▶ EXERCISE TASK
Leave the pictures out and transcribe every record exactly.

▶ SUPPLIED MATERIAL
○ ○ ○ ○ ○ ○ ○
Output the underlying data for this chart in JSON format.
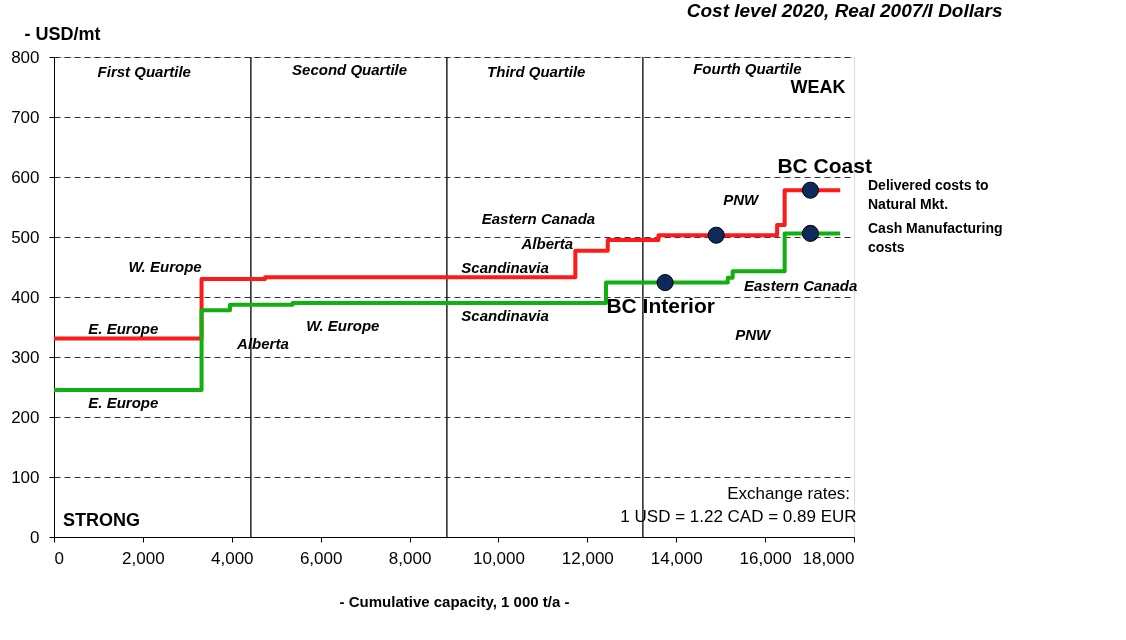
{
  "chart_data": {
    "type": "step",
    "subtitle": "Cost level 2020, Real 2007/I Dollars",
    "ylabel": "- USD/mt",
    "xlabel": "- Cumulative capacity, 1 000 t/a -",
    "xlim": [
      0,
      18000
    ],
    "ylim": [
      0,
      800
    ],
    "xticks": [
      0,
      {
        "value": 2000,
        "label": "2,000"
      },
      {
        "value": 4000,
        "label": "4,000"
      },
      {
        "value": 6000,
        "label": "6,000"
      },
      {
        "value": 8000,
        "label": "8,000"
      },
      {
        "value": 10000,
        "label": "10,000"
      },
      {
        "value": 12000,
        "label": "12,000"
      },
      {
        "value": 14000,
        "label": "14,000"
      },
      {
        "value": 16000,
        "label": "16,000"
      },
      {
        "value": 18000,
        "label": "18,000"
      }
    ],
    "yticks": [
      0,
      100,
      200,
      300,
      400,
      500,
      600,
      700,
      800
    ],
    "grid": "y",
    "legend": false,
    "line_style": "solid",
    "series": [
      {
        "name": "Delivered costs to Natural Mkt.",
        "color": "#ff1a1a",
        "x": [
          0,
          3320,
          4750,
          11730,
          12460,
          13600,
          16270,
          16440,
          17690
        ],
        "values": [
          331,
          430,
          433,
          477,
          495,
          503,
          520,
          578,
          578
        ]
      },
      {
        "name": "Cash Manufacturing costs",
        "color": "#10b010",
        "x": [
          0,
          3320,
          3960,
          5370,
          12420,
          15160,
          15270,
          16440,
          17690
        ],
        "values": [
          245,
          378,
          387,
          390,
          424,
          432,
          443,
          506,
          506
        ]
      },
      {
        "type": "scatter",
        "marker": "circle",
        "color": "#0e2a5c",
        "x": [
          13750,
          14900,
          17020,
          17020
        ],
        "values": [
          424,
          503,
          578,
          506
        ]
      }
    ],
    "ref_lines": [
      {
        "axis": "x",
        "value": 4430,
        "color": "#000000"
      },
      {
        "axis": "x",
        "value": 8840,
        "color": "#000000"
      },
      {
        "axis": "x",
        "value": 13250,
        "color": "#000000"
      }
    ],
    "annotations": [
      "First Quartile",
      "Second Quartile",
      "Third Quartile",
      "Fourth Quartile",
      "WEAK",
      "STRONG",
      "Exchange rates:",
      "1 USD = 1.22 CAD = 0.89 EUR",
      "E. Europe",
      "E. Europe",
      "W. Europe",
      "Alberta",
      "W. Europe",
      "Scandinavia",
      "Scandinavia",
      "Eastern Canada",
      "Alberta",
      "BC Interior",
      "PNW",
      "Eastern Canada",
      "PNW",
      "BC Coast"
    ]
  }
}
○ ○ ○ ○ ○ ○ ○
▶ FINAL RESULT
Output the underlying data for this chart in JSON format.
{
  "chart_data": {
    "type": "step",
    "subtitle": "Cost level 2020, Real 2007/I Dollars",
    "ylabel": "- USD/mt",
    "xlabel": "- Cumulative capacity, 1 000 t/a -",
    "xlim": [
      0,
      18000
    ],
    "ylim": [
      0,
      800
    ],
    "xticks": [
      0,
      {
        "value": 2000,
        "label": "2,000"
      },
      {
        "value": 4000,
        "label": "4,000"
      },
      {
        "value": 6000,
        "label": "6,000"
      },
      {
        "value": 8000,
        "label": "8,000"
      },
      {
        "value": 10000,
        "label": "10,000"
      },
      {
        "value": 12000,
        "label": "12,000"
      },
      {
        "value": 14000,
        "label": "14,000"
      },
      {
        "value": 16000,
        "label": "16,000"
      },
      {
        "value": 18000,
        "label": "18,000"
      }
    ],
    "yticks": [
      0,
      100,
      200,
      300,
      400,
      500,
      600,
      700,
      800
    ],
    "grid": "y",
    "legend": false,
    "line_style": "solid",
    "series": [
      {
        "name": "Delivered costs to Natural Mkt.",
        "color": "#ff1a1a",
        "x": [
          0,
          3320,
          4750,
          11730,
          12460,
          13600,
          16270,
          16440,
          17690
        ],
        "values": [
          331,
          430,
          433,
          477,
          495,
          503,
          520,
          578,
          578
        ]
      },
      {
        "name": "Cash Manufacturing costs",
        "color": "#10b010",
        "x": [
          0,
          3320,
          3960,
          5370,
          12420,
          15160,
          15270,
          16440,
          17690
        ],
        "values": [
          245,
          378,
          387,
          390,
          424,
          432,
          443,
          506,
          506
        ]
      },
      {
        "type": "scatter",
        "marker": "circle",
        "color": "#0e2a5c",
        "x": [
          13750,
          14900,
          17020,
          17020
        ],
        "values": [
          424,
          503,
          578,
          506
        ]
      }
    ],
    "ref_lines": [
      {
        "axis": "x",
        "value": 4430,
        "color": "#000000"
      },
      {
        "axis": "x",
        "value": 8840,
        "color": "#000000"
      },
      {
        "axis": "x",
        "value": 13250,
        "color": "#000000"
      }
    ],
    "annotations": [
      "First Quartile",
      "Second Quartile",
      "Third Quartile",
      "Fourth Quartile",
      "WEAK",
      "STRONG",
      "Exchange rates:",
      "1 USD = 1.22 CAD = 0.89 EUR",
      "E. Europe",
      "E. Europe",
      "W. Europe",
      "Alberta",
      "W. Europe",
      "Scandinavia",
      "Scandinavia",
      "Eastern Canada",
      "Alberta",
      "BC Interior",
      "PNW",
      "Eastern Canada",
      "PNW",
      "BC Coast"
    ]
  }
}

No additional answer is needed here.